[PROBLEM TO SOLVE] Please quote only the lines that start at the one with "What does this" and go on to the last line of the data, both ends kept.

--- DATA SECTION ---

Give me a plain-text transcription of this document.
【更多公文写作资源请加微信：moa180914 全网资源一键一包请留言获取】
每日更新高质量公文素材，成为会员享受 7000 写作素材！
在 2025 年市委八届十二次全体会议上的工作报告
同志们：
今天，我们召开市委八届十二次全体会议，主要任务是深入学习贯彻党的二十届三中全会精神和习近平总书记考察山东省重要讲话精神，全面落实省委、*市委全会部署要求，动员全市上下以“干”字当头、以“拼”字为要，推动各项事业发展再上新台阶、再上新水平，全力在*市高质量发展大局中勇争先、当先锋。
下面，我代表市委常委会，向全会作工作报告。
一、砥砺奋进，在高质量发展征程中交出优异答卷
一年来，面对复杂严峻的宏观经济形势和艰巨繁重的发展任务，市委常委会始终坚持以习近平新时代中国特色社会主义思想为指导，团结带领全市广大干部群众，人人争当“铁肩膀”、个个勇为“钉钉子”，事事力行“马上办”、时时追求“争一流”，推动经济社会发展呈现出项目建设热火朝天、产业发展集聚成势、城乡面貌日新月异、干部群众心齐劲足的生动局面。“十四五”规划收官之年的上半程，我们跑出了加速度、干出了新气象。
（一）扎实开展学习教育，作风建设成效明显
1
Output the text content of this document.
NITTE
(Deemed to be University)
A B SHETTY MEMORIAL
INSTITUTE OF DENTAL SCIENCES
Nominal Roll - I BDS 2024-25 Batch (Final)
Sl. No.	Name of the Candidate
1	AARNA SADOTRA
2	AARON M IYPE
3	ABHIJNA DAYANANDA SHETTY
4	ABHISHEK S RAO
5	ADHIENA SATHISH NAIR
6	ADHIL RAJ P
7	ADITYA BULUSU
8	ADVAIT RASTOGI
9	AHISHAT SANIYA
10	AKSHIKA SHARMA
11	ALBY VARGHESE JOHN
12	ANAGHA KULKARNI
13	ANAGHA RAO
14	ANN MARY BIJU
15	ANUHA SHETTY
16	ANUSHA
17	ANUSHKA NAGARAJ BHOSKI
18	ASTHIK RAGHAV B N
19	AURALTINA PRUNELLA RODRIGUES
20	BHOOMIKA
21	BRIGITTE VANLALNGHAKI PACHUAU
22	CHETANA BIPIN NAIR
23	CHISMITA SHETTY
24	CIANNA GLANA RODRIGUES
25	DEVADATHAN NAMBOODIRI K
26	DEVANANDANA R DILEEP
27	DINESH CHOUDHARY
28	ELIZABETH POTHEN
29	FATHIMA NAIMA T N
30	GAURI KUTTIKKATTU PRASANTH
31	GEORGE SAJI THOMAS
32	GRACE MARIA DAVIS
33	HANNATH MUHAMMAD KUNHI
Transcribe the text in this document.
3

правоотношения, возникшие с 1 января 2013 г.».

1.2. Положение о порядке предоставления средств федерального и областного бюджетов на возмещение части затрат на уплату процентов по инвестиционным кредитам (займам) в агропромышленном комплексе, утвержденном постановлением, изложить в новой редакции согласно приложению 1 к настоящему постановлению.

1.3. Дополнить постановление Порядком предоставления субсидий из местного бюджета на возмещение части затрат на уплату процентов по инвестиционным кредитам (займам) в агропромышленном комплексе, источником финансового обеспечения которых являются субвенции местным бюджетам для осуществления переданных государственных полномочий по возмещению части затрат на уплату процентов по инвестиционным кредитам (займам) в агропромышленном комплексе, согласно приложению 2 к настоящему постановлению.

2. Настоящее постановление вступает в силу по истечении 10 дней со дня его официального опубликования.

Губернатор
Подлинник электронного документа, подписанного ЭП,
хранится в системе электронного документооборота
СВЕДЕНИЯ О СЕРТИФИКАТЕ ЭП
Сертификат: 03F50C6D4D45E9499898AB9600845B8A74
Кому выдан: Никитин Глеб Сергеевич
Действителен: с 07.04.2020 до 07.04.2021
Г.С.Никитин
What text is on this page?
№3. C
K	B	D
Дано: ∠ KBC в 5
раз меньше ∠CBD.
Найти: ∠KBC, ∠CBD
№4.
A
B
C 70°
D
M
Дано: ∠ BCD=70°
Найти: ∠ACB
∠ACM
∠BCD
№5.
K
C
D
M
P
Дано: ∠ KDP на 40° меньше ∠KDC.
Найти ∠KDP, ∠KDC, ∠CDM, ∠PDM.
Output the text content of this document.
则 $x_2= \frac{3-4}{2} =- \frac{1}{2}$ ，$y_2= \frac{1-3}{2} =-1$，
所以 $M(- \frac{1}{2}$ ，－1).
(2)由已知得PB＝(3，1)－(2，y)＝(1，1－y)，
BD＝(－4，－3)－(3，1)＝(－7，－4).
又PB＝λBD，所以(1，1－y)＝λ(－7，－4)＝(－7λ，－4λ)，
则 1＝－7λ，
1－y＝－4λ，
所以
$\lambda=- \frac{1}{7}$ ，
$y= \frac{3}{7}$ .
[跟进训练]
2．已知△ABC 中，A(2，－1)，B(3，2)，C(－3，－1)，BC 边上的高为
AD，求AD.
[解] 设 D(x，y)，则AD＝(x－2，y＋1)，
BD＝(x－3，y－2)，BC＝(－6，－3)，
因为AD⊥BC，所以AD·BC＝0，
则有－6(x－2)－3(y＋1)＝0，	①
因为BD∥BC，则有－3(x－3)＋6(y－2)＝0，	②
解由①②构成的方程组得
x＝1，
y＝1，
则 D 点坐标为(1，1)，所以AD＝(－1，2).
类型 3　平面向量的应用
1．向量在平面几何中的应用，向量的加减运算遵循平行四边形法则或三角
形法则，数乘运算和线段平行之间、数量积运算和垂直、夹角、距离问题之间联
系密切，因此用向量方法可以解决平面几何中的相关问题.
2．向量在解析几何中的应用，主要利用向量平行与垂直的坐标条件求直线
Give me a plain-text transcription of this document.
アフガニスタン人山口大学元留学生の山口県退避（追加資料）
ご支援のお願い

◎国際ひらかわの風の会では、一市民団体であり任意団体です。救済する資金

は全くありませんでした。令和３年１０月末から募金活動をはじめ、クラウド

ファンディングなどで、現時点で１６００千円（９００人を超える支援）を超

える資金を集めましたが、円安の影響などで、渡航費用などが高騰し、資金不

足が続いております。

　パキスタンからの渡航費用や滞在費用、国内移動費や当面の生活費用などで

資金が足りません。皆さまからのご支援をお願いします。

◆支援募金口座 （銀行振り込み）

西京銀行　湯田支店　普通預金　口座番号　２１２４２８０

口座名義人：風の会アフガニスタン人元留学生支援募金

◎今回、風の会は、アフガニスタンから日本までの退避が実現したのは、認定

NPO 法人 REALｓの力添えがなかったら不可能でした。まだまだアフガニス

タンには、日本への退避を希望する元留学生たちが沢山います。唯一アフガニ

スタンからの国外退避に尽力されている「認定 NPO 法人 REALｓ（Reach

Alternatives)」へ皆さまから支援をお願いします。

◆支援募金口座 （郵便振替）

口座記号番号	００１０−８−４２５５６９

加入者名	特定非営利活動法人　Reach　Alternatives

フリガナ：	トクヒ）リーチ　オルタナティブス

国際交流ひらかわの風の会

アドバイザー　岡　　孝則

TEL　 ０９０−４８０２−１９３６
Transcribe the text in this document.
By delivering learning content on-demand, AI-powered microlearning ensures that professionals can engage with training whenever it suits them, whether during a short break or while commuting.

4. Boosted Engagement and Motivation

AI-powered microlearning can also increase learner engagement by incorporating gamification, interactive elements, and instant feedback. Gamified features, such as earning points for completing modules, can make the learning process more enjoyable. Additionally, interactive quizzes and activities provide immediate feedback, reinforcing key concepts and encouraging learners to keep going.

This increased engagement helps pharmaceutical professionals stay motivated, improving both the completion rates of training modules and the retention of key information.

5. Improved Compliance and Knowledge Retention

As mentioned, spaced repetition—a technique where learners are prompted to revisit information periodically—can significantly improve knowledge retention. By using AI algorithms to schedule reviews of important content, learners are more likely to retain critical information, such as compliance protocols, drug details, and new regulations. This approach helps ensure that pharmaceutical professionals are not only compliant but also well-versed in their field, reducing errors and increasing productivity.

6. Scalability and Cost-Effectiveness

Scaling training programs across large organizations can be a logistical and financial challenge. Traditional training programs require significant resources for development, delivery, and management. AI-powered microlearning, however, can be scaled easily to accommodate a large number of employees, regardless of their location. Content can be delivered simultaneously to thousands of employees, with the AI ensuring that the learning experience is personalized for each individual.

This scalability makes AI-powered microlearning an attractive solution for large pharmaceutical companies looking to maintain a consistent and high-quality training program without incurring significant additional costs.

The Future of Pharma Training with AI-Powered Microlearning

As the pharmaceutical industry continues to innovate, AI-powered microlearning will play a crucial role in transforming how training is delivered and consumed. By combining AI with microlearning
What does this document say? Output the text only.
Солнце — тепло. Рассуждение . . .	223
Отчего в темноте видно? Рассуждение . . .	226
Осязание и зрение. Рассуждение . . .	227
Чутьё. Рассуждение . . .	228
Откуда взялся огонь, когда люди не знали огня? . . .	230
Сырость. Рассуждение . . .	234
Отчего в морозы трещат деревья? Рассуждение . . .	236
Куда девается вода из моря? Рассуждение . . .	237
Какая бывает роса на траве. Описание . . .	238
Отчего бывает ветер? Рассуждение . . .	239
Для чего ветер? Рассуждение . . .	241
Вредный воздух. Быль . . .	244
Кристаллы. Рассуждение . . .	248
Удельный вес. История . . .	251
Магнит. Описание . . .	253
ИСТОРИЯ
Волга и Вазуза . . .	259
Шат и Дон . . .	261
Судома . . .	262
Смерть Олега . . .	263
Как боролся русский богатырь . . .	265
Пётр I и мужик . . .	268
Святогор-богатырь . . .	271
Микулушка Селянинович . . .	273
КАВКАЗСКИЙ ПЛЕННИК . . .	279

---

[RESPONSE TO THIS TASK]
What does this document say? Output the text only.
Солнце — тепло. Рассуждение . . .	223
Отчего в темноте видно? Рассуждение . . .	226
Осязание и зрение. Рассуждение . . .	227
Чутьё. Рассуждение . . .	228
Откуда взялся огонь, когда люди не знали огня? . . .	230
Сырость. Рассуждение . . .	234
Отчего в морозы трещат деревья? Рассуждение . . .	236
Куда девается вода из моря? Рассуждение . . .	237
Какая бывает роса на траве. Описание . . .	238
Отчего бывает ветер? Рассуждение . . .	239
Для чего ветер? Рассуждение . . .	241
Вредный воздух. Быль . . .	244
Кристаллы. Рассуждение . . .	248
Удельный вес. История . . .	251
Магнит. Описание . . .	253
ИСТОРИЯ
Волга и Вазуза . . .	259
Шат и Дон . . .	261
Судома . . .	262
Смерть Олега . . .	263
Как боролся русский богатырь . . .	265
Пётр I и мужик . . .	268
Святогор-богатырь . . .	271
Микулушка Селянинович . . .	273
КАВКАЗСКИЙ ПЛЕННИК . . .	279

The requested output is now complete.